▸ Given problem
Make a tally of the lines in the records that include the string "Offshore", and give only that number.

▸ Extracted data
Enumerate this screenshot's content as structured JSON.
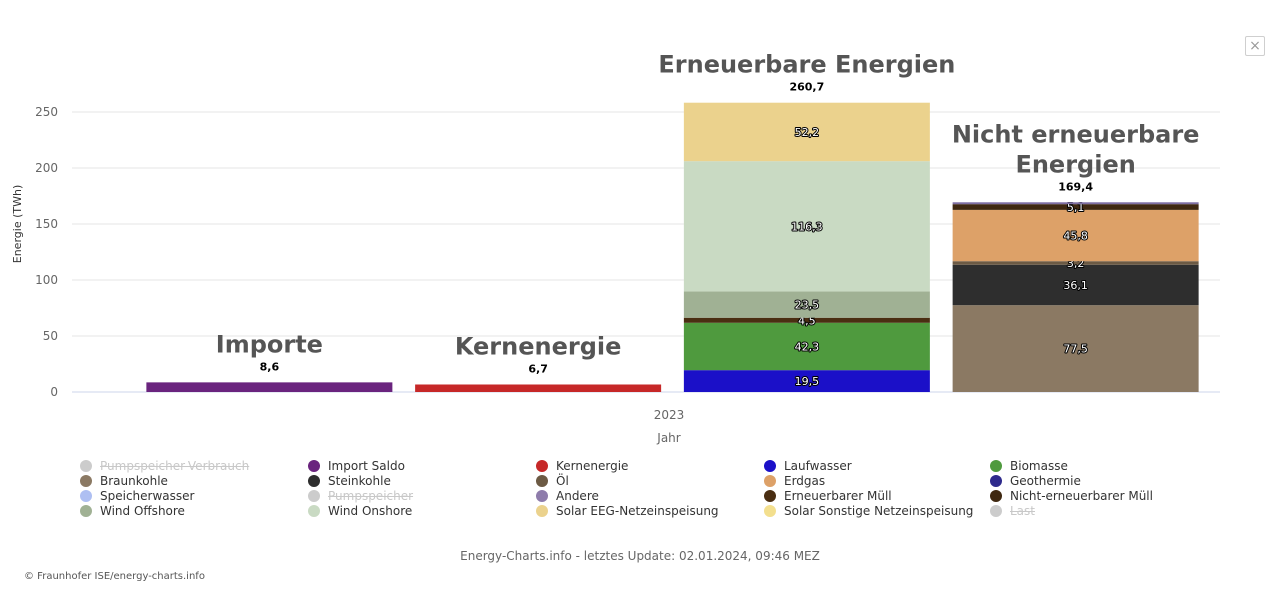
{
  "close_label": "×",
  "credits": "Energy-Charts.info - letztes Update: 02.01.2024, 09:46 MEZ",
  "copyright": "© Fraunhofer ISE/energy-charts.info",
  "chart_data": {
    "type": "bar",
    "stacked": true,
    "xlabel": "Jahr",
    "x_category": "2023",
    "ylabel": "Energie (TWh)",
    "ylim": [
      0,
      250
    ],
    "yticks": [
      0,
      50,
      100,
      150,
      200,
      250
    ],
    "grid": true,
    "legend_position": "bottom",
    "columns": [
      {
        "title": "Importe",
        "total": "8,6",
        "segments": [
          {
            "name": "Import Saldo",
            "value": 8.6,
            "label": "",
            "color": "#6a247e"
          }
        ]
      },
      {
        "title": "Kernenergie",
        "total": "6,7",
        "segments": [
          {
            "name": "Kernenergie",
            "value": 6.7,
            "label": "",
            "color": "#c62828"
          }
        ]
      },
      {
        "title": "Erneuerbare Energien",
        "total": "260,7",
        "segments": [
          {
            "name": "Laufwasser",
            "value": 19.5,
            "label": "19,5",
            "color": "#1b10c8"
          },
          {
            "name": "Biomasse",
            "value": 42.3,
            "label": "42,3",
            "color": "#4f9a3e"
          },
          {
            "name": "Erneuerbarer Müll",
            "value": 4.5,
            "label": "4,5",
            "color": "#4a2e12"
          },
          {
            "name": "Wind Offshore",
            "value": 23.5,
            "label": "23,5",
            "color": "#a0b194"
          },
          {
            "name": "Wind Onshore",
            "value": 116.3,
            "label": "116,3",
            "color": "#c9dac3"
          },
          {
            "name": "Solar EEG-Netzeinspeisung",
            "value": 52.2,
            "label": "52,2",
            "color": "#ebd28d"
          }
        ]
      },
      {
        "title": "Nicht erneuerbare Energien",
        "total": "169,4",
        "segments": [
          {
            "name": "Braunkohle",
            "value": 77.5,
            "label": "77,5",
            "color": "#8b7963"
          },
          {
            "name": "Steinkohle",
            "value": 36.1,
            "label": "36,1",
            "color": "#2e2e2e"
          },
          {
            "name": "Öl",
            "value": 3.2,
            "label": "3,2",
            "color": "#6c5a44"
          },
          {
            "name": "Erdgas",
            "value": 45.8,
            "label": "45,8",
            "color": "#dda168"
          },
          {
            "name": "Nicht-erneuerbarer Müll",
            "value": 5.1,
            "label": "5,1",
            "color": "#3f2810"
          },
          {
            "name": "Andere",
            "value": 1.7,
            "label": "",
            "color": "#7e6fa3"
          }
        ]
      }
    ],
    "legend": [
      {
        "name": "Pumpspeicher-Verbrauch",
        "color": "#cccccc",
        "hidden": true
      },
      {
        "name": "Import Saldo",
        "color": "#6a247e",
        "hidden": false
      },
      {
        "name": "Kernenergie",
        "color": "#c62828",
        "hidden": false
      },
      {
        "name": "Laufwasser",
        "color": "#1b10c8",
        "hidden": false
      },
      {
        "name": "Biomasse",
        "color": "#4f9a3e",
        "hidden": false
      },
      {
        "name": "Braunkohle",
        "color": "#8b7963",
        "hidden": false
      },
      {
        "name": "Steinkohle",
        "color": "#2e2e2e",
        "hidden": false
      },
      {
        "name": "Öl",
        "color": "#6c5a44",
        "hidden": false
      },
      {
        "name": "Erdgas",
        "color": "#dda168",
        "hidden": false
      },
      {
        "name": "Geothermie",
        "color": "#2e2a8c",
        "hidden": false
      },
      {
        "name": "Speicherwasser",
        "color": "#aebff2",
        "hidden": false
      },
      {
        "name": "Pumpspeicher",
        "color": "#cccccc",
        "hidden": true
      },
      {
        "name": "Andere",
        "color": "#8e7cab",
        "hidden": false
      },
      {
        "name": "Erneuerbarer Müll",
        "color": "#4a2e12",
        "hidden": false
      },
      {
        "name": "Nicht-erneuerbarer Müll",
        "color": "#3f2810",
        "hidden": false
      },
      {
        "name": "Wind Offshore",
        "color": "#a0b194",
        "hidden": false
      },
      {
        "name": "Wind Onshore",
        "color": "#c9dac3",
        "hidden": false
      },
      {
        "name": "Solar EEG-Netzeinspeisung",
        "color": "#ebd28d",
        "hidden": false
      },
      {
        "name": "Solar Sonstige Netzeinspeisung",
        "color": "#f3df8e",
        "hidden": false
      },
      {
        "name": "Last",
        "color": "#cccccc",
        "hidden": true
      }
    ]
  }
}
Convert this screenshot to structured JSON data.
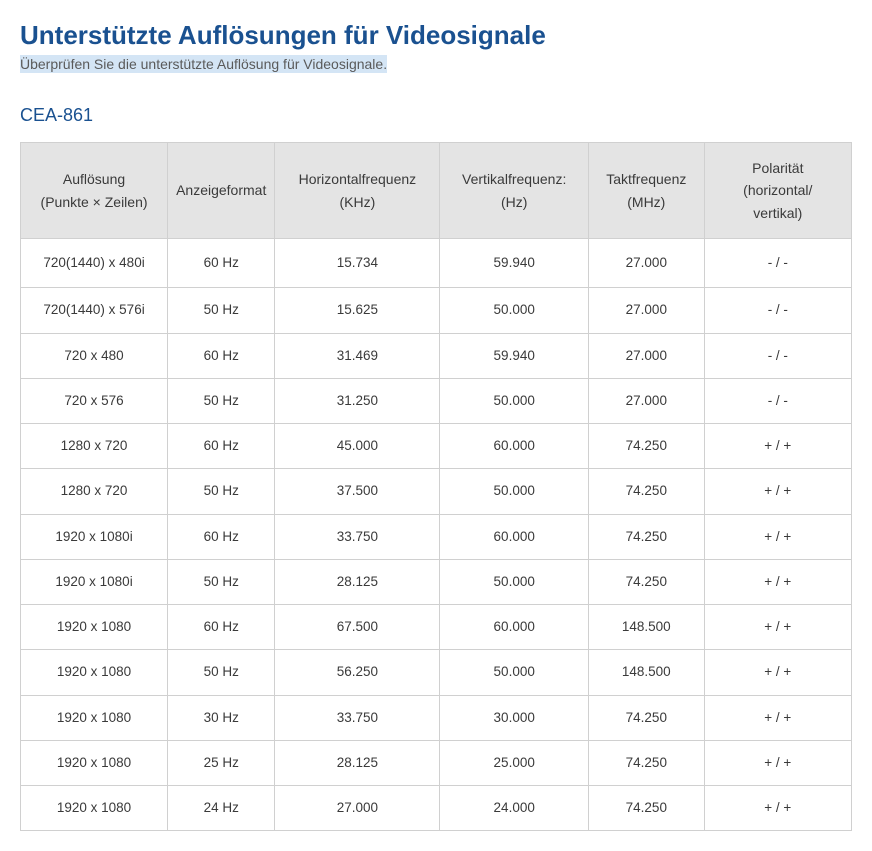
{
  "main_title": "Unterstützte Auflösungen für Videosignale",
  "subtitle": "Überprüfen Sie die unterstützte Auflösung für Videosignale.",
  "section_title": "CEA-861",
  "table": {
    "columns": [
      "Auflösung\n(Punkte × Zeilen)",
      "Anzeigeformat",
      "Horizontalfrequenz\n(KHz)",
      "Vertikalfrequenz:\n(Hz)",
      "Taktfrequenz\n(MHz)",
      "Polarität\n(horizontal/\nvertikal)"
    ],
    "rows": [
      [
        "720(1440) x 480i",
        "60 Hz",
        "15.734",
        "59.940",
        "27.000",
        "- / -"
      ],
      [
        "720(1440) x 576i",
        "50 Hz",
        "15.625",
        "50.000",
        "27.000",
        "- / -"
      ],
      [
        "720 x 480",
        "60 Hz",
        "31.469",
        "59.940",
        "27.000",
        "- / -"
      ],
      [
        "720 x 576",
        "50 Hz",
        "31.250",
        "50.000",
        "27.000",
        "- / -"
      ],
      [
        "1280 x 720",
        "60 Hz",
        "45.000",
        "60.000",
        "74.250",
        "+ / +"
      ],
      [
        "1280 x 720",
        "50 Hz",
        "37.500",
        "50.000",
        "74.250",
        "+ / +"
      ],
      [
        "1920 x 1080i",
        "60 Hz",
        "33.750",
        "60.000",
        "74.250",
        "+ / +"
      ],
      [
        "1920 x 1080i",
        "50 Hz",
        "28.125",
        "50.000",
        "74.250",
        "+ / +"
      ],
      [
        "1920 x 1080",
        "60 Hz",
        "67.500",
        "60.000",
        "148.500",
        "+ / +"
      ],
      [
        "1920 x 1080",
        "50 Hz",
        "56.250",
        "50.000",
        "148.500",
        "+ / +"
      ],
      [
        "1920 x 1080",
        "30 Hz",
        "33.750",
        "30.000",
        "74.250",
        "+ / +"
      ],
      [
        "1920 x 1080",
        "25 Hz",
        "28.125",
        "25.000",
        "74.250",
        "+ / +"
      ],
      [
        "1920 x 1080",
        "24 Hz",
        "27.000",
        "24.000",
        "74.250",
        "+ / +"
      ]
    ]
  },
  "styling": {
    "title_color": "#1a5190",
    "title_fontsize": 26,
    "subtitle_color": "#5a5a5a",
    "subtitle_bg": "#d4e5f5",
    "subtitle_fontsize": 14,
    "section_title_color": "#1a5190",
    "section_title_fontsize": 18,
    "header_bg": "#e4e4e4",
    "header_text_color": "#3a3a3a",
    "header_fontsize": 14,
    "cell_text_color": "#3a3a3a",
    "cell_fontsize": 13.5,
    "border_color": "#d0d0d0",
    "background_color": "#ffffff",
    "column_widths": [
      "18%",
      "12%",
      "20%",
      "18%",
      "14%",
      "18%"
    ]
  }
}
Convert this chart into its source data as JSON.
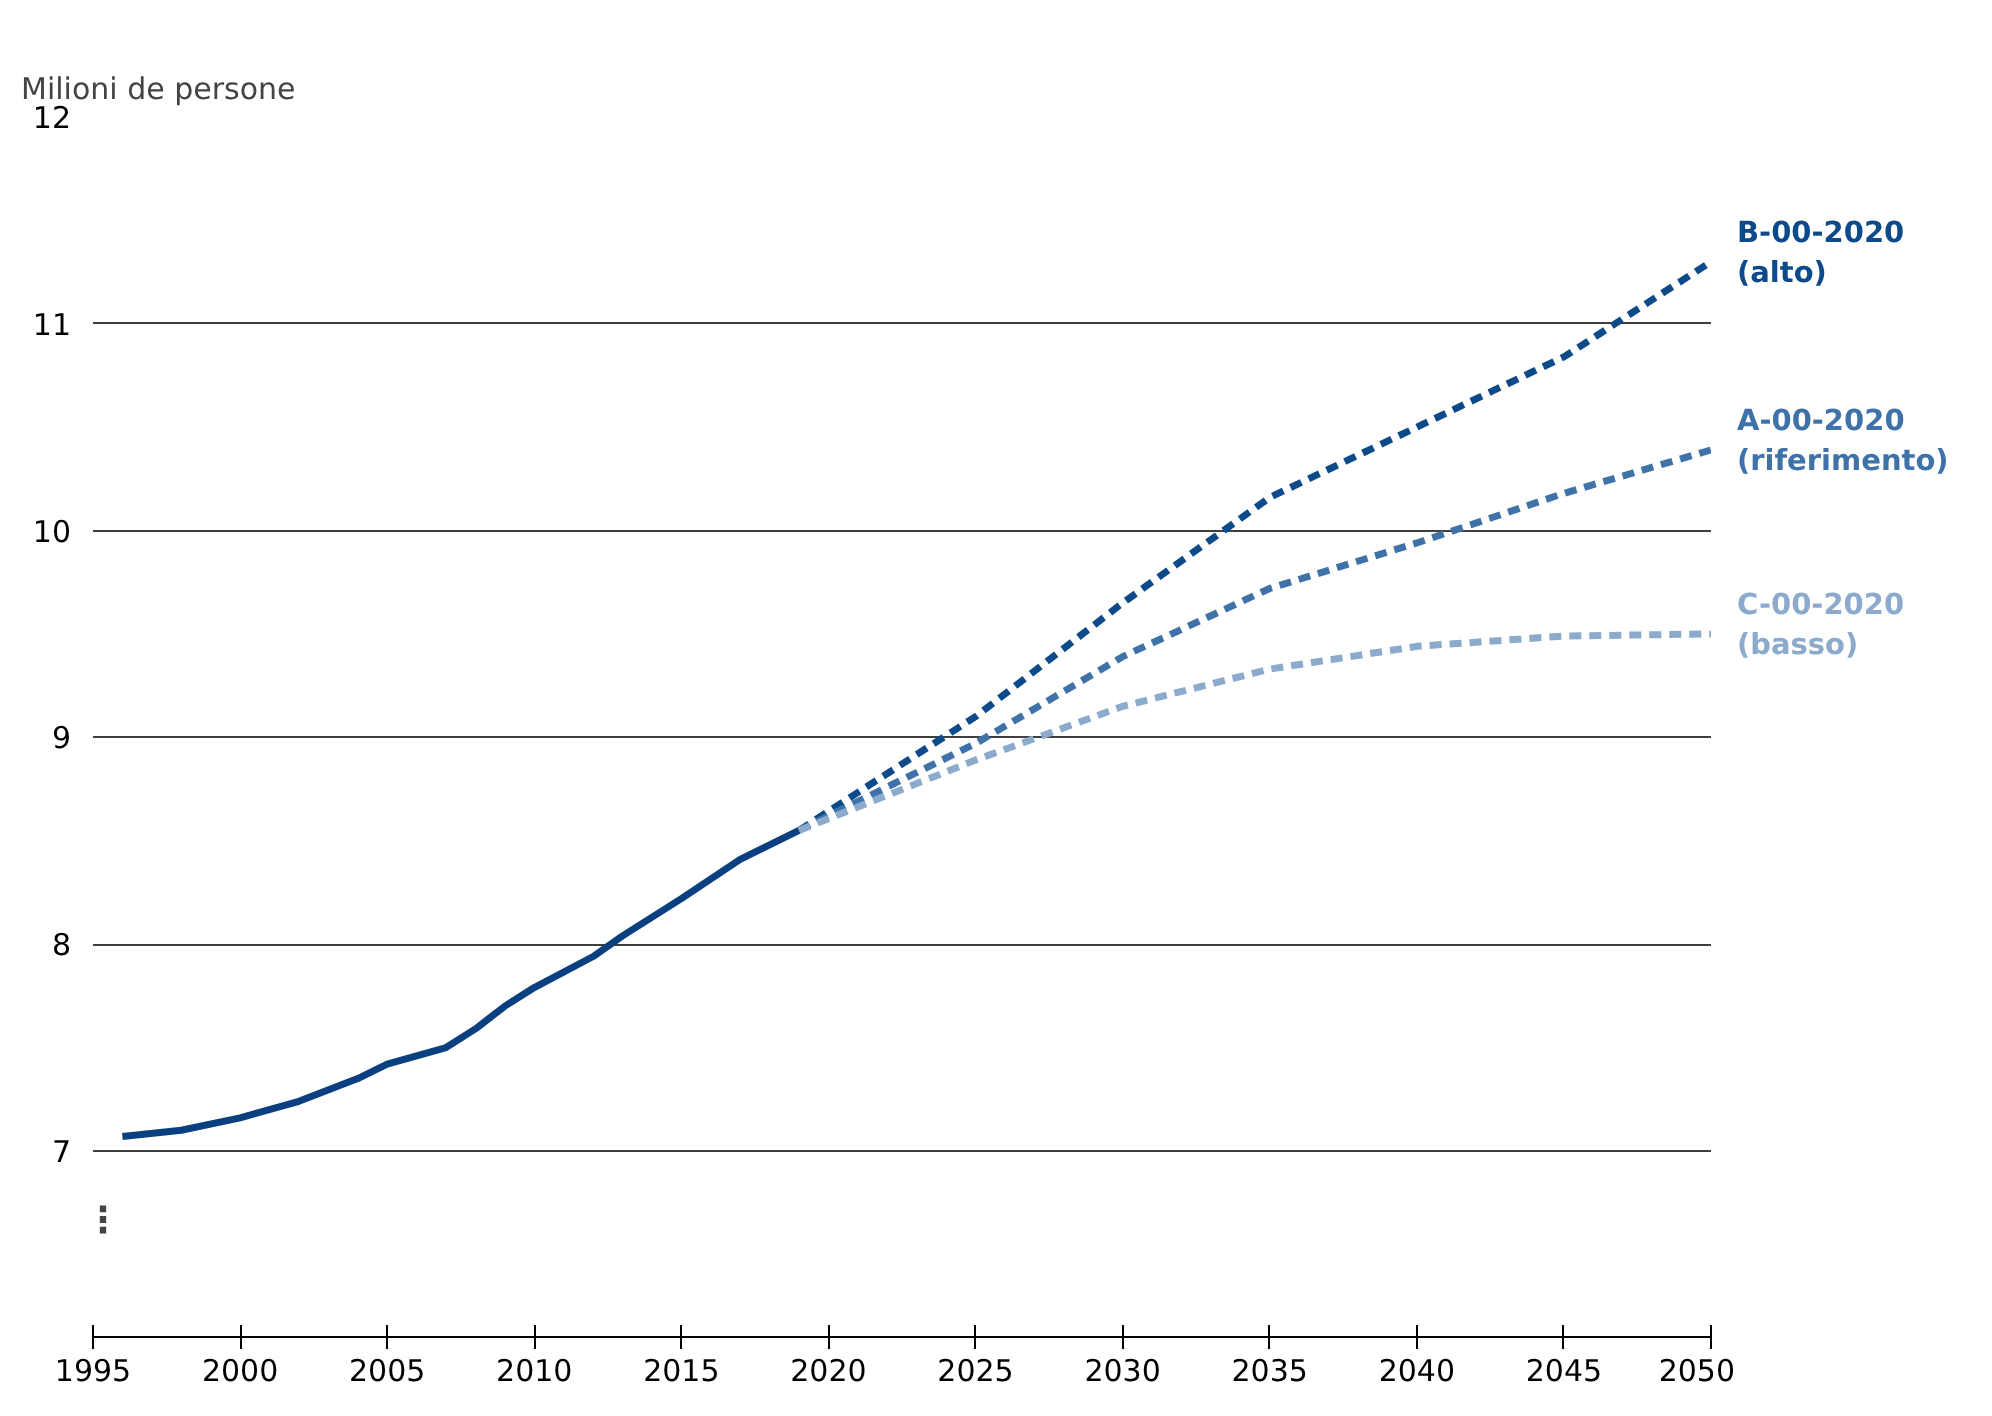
{
  "chart_data": {
    "type": "line",
    "ylabel": "Milioni de persone",
    "xlim": [
      1995,
      2050
    ],
    "xticks": [
      1995,
      2000,
      2005,
      2010,
      2015,
      2020,
      2025,
      2030,
      2035,
      2040,
      2045,
      2050
    ],
    "ylim": [
      6.1,
      12
    ],
    "yticks": [
      7,
      8,
      9,
      10,
      11,
      12
    ],
    "grid": "y",
    "annotations": [
      "⋮"
    ],
    "series": [
      {
        "color": "#0a3f80",
        "line_style": "solid",
        "x": [
          1996,
          1998,
          2000,
          2002,
          2004,
          2005,
          2007,
          2008,
          2009,
          2010,
          2012,
          2013,
          2015,
          2017,
          2019
        ],
        "values": [
          7.07,
          7.1,
          7.16,
          7.24,
          7.35,
          7.42,
          7.5,
          7.59,
          7.7,
          7.79,
          7.94,
          8.04,
          8.22,
          8.41,
          8.55
        ]
      },
      {
        "name": "B-00-2020\n(alto)",
        "color": "#0d4a8a",
        "line_style": "dashed",
        "x": [
          2019,
          2025,
          2030,
          2035,
          2040,
          2045,
          2050
        ],
        "values": [
          8.55,
          9.1,
          9.65,
          10.16,
          10.5,
          10.84,
          11.3
        ]
      },
      {
        "name": "A-00-2020\n(riferimento)",
        "color": "#3f72a8",
        "line_style": "dashed",
        "x": [
          2019,
          2025,
          2030,
          2035,
          2040,
          2045,
          2050
        ],
        "values": [
          8.55,
          8.97,
          9.39,
          9.72,
          9.94,
          10.18,
          10.39
        ]
      },
      {
        "name": "C-00-2020\n(basso)",
        "color": "#8caacb",
        "line_style": "dashed",
        "x": [
          2019,
          2025,
          2030,
          2035,
          2040,
          2045,
          2050
        ],
        "values": [
          8.55,
          8.89,
          9.15,
          9.33,
          9.44,
          9.49,
          9.5
        ]
      }
    ]
  }
}
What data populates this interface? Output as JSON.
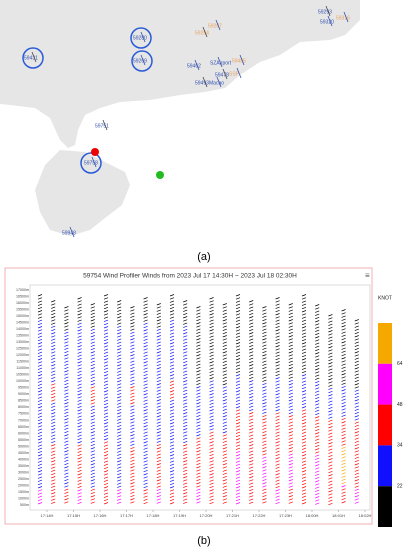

▸ Result for this task
2